Stated problem> Below are records. Copy every line with "polling" in it.
········
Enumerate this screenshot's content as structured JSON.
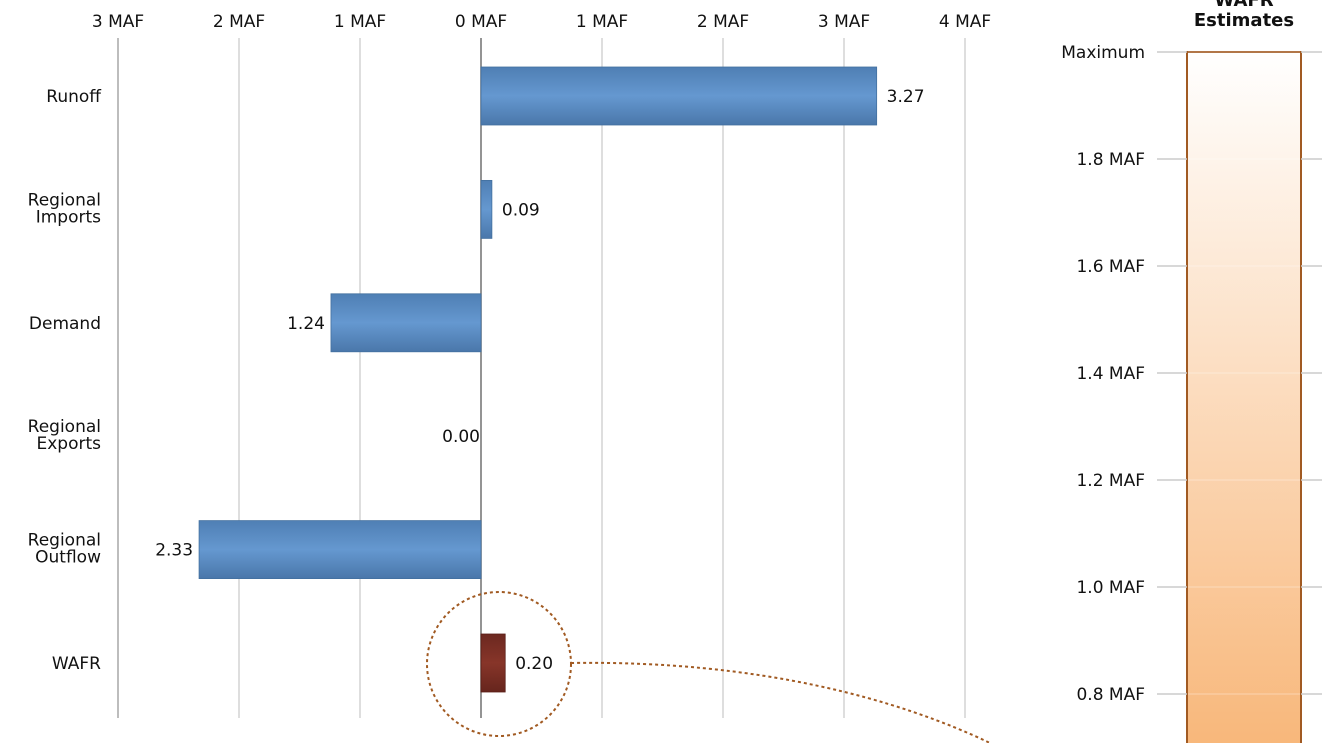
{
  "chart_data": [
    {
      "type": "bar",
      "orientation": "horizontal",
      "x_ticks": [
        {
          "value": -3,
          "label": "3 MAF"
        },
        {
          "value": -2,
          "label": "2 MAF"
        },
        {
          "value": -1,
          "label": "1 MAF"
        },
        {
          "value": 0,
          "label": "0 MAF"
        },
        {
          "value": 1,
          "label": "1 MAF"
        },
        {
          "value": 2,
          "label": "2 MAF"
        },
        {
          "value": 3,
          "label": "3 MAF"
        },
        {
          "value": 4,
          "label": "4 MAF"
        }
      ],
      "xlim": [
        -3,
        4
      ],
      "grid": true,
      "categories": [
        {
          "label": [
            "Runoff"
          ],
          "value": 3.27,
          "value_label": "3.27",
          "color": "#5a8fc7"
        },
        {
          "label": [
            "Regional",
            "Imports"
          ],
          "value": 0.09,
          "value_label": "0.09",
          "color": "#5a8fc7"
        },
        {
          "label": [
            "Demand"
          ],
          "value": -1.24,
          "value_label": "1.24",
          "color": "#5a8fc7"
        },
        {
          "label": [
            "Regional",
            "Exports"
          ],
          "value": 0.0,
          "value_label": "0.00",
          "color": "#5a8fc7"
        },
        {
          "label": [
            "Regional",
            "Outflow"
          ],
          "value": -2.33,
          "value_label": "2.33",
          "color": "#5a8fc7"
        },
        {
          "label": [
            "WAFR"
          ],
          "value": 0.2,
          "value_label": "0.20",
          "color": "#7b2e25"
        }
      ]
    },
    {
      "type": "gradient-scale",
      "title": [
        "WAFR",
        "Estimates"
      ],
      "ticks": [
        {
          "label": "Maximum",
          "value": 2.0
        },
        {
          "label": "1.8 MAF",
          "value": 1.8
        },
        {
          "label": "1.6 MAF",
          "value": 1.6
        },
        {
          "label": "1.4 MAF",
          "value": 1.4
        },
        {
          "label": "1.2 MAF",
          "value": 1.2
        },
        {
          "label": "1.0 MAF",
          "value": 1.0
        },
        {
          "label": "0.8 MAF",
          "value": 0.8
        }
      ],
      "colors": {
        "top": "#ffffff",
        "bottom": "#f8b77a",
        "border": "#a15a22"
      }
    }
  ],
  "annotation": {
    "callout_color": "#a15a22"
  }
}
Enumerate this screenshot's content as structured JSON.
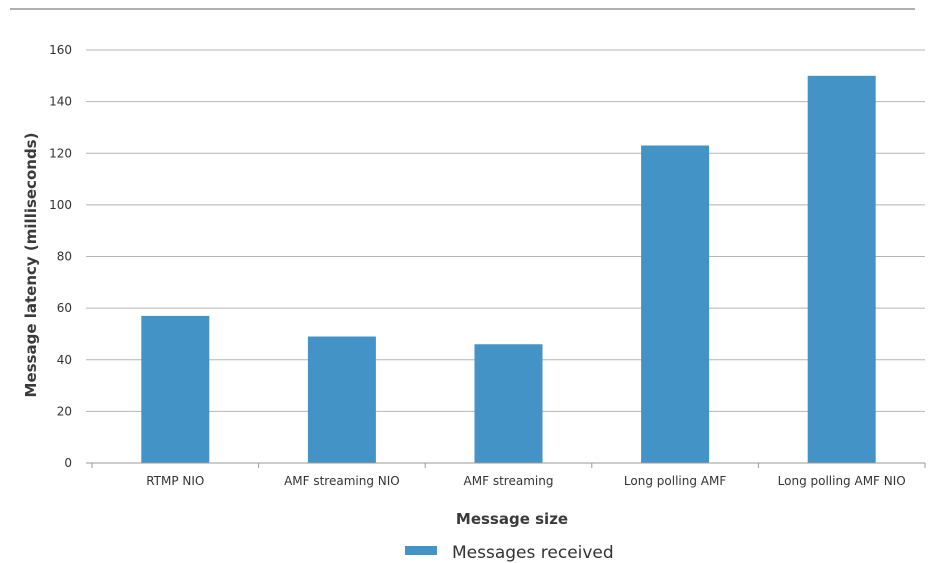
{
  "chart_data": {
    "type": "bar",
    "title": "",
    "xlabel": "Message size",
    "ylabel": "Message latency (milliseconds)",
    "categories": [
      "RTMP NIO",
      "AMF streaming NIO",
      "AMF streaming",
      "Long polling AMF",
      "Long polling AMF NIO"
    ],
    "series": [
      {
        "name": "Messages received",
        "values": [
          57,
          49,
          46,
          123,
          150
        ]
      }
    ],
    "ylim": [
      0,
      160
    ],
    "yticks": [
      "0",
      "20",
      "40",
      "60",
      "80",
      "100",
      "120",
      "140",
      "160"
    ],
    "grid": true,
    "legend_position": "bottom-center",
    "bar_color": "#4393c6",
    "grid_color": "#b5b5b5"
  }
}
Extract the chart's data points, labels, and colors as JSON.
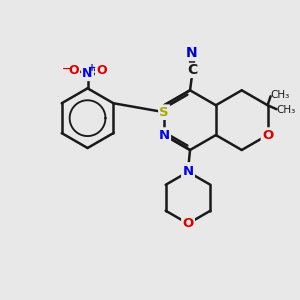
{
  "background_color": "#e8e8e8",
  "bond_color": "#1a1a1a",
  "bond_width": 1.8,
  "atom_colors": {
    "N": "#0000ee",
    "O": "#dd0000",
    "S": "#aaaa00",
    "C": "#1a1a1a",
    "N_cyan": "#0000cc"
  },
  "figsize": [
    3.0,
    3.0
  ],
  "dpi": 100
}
········
Problem solution>
      "Long polling AMF",
      "Long polling AMF NIO"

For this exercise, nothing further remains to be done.